[Figure data in JSON]
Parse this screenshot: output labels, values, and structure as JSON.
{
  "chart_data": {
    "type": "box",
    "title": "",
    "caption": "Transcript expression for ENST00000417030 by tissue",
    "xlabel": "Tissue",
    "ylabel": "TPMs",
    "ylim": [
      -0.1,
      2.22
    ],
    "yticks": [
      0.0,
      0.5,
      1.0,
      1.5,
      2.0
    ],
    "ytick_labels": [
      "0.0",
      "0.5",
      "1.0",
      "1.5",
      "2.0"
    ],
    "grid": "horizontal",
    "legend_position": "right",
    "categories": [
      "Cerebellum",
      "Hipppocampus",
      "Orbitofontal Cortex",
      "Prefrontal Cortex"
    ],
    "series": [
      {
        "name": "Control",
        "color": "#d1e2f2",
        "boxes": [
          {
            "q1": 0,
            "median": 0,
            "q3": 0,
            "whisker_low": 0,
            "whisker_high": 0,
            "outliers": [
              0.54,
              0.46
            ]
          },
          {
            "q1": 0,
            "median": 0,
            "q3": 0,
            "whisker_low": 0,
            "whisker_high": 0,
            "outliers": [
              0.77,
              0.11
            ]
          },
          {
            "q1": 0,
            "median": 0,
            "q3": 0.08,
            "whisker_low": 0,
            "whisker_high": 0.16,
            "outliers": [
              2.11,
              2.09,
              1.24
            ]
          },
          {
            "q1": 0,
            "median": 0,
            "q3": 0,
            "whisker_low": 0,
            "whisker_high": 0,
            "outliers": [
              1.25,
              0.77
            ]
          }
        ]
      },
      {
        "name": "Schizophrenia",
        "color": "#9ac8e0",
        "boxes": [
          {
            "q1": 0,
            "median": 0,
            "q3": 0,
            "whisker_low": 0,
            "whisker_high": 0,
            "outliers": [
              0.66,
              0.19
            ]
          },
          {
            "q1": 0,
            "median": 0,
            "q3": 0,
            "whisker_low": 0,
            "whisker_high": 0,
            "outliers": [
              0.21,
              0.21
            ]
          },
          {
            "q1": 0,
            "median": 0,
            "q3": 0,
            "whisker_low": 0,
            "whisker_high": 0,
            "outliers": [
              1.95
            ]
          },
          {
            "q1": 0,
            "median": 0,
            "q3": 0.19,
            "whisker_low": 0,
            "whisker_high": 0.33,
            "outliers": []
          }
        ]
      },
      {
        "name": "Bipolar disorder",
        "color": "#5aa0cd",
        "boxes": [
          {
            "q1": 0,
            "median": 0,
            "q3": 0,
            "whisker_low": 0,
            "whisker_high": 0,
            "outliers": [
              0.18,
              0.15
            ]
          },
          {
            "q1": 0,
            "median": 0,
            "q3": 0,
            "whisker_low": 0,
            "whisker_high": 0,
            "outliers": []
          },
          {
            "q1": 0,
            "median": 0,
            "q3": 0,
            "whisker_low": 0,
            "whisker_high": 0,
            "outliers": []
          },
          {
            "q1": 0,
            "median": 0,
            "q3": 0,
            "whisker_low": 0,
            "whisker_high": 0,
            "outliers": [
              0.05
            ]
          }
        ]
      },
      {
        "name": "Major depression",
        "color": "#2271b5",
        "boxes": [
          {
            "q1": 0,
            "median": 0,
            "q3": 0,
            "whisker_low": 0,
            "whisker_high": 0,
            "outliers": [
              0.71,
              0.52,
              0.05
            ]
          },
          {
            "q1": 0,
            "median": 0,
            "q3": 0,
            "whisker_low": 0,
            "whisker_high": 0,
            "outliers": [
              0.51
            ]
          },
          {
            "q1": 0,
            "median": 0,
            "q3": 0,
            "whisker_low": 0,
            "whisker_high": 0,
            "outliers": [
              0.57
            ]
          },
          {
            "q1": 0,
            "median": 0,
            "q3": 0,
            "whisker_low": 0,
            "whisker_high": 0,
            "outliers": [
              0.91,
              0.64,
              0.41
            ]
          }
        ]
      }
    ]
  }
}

==

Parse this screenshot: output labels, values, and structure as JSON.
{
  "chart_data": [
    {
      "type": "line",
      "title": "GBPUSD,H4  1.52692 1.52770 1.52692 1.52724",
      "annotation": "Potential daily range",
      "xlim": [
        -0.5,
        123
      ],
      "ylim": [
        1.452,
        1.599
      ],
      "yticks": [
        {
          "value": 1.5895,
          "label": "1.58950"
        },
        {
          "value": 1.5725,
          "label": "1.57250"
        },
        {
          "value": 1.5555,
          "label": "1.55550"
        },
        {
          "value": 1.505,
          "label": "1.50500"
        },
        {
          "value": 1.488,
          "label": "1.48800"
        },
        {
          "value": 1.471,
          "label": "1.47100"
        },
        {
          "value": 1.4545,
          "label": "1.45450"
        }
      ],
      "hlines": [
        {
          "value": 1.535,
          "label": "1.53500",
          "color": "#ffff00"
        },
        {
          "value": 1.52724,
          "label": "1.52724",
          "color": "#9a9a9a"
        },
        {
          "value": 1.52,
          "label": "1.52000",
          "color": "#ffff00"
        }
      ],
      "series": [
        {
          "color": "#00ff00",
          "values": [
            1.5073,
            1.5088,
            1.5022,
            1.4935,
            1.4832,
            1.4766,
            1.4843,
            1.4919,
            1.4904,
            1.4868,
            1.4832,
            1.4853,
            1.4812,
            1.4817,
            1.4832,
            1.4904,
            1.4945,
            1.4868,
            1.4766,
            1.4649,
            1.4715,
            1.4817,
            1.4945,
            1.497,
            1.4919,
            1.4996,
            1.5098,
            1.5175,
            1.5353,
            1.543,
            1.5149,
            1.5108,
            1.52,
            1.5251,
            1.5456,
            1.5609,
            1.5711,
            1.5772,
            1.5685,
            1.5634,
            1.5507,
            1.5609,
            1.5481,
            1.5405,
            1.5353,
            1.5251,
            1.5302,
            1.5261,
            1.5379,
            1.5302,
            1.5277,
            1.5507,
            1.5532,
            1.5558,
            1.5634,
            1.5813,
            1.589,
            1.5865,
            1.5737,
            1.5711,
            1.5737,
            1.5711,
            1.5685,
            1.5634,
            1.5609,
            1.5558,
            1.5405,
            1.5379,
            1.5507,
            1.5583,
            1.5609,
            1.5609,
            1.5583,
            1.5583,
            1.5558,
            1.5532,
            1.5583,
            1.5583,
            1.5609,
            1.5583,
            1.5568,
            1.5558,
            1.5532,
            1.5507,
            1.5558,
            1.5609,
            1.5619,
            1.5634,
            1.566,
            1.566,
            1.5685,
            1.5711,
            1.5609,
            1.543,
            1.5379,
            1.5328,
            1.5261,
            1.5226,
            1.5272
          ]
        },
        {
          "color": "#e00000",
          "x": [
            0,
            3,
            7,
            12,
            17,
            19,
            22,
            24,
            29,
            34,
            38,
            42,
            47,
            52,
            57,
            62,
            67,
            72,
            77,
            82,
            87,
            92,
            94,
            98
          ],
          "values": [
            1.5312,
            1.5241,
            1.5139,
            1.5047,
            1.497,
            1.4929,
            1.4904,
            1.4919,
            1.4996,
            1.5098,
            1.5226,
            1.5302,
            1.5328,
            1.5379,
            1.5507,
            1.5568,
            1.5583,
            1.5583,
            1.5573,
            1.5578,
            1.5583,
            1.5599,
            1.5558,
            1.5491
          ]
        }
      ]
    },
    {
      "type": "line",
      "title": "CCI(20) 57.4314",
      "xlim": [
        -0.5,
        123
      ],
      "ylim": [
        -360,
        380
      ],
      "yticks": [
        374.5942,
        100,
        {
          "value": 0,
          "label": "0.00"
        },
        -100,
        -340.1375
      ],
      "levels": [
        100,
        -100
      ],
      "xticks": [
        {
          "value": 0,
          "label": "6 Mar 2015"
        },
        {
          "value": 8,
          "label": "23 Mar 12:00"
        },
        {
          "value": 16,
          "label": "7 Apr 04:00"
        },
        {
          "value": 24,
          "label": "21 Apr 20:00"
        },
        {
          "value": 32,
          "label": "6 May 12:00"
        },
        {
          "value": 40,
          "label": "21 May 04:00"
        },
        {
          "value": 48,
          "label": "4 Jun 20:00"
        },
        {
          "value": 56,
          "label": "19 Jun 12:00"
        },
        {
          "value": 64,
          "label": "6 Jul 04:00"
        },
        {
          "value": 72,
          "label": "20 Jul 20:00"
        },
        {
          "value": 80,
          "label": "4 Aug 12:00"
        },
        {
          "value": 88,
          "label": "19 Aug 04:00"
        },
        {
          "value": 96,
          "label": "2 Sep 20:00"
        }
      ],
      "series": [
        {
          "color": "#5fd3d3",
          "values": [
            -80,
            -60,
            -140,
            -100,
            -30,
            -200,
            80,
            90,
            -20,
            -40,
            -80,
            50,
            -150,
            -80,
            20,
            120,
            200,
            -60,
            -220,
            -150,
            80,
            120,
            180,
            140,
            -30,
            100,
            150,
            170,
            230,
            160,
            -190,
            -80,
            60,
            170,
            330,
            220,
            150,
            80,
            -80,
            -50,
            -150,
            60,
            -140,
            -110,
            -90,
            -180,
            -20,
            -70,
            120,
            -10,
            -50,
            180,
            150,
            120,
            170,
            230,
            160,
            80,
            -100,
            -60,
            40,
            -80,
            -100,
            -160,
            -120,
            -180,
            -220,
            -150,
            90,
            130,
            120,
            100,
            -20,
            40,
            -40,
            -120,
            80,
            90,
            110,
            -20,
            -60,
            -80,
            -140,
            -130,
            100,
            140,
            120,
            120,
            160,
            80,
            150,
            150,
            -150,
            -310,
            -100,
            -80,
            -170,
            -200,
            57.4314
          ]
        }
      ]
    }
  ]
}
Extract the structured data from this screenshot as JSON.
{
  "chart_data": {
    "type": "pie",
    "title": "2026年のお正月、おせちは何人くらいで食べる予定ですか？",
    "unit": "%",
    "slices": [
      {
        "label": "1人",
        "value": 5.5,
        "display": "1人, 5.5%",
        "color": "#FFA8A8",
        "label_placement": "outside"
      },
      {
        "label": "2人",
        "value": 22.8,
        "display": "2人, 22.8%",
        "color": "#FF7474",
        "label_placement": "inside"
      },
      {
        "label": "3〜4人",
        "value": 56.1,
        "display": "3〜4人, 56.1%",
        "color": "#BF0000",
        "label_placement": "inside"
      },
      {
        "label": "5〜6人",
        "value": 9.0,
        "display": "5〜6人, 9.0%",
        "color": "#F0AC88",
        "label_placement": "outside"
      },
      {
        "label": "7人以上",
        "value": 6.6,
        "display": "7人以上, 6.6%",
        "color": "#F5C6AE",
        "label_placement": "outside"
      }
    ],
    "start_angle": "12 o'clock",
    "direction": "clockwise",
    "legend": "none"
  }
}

* [What is expected]: Copy, from the material above, each line in which the string "display" occurs.

* [Correct result]:
        "display": "1人, 5.5%",
        "display": "2人, 22.8%",
        "display": "3〜4人, 56.1%",
        "display": "5〜6人, 9.0%",
        "display": "7人以上, 6.6%",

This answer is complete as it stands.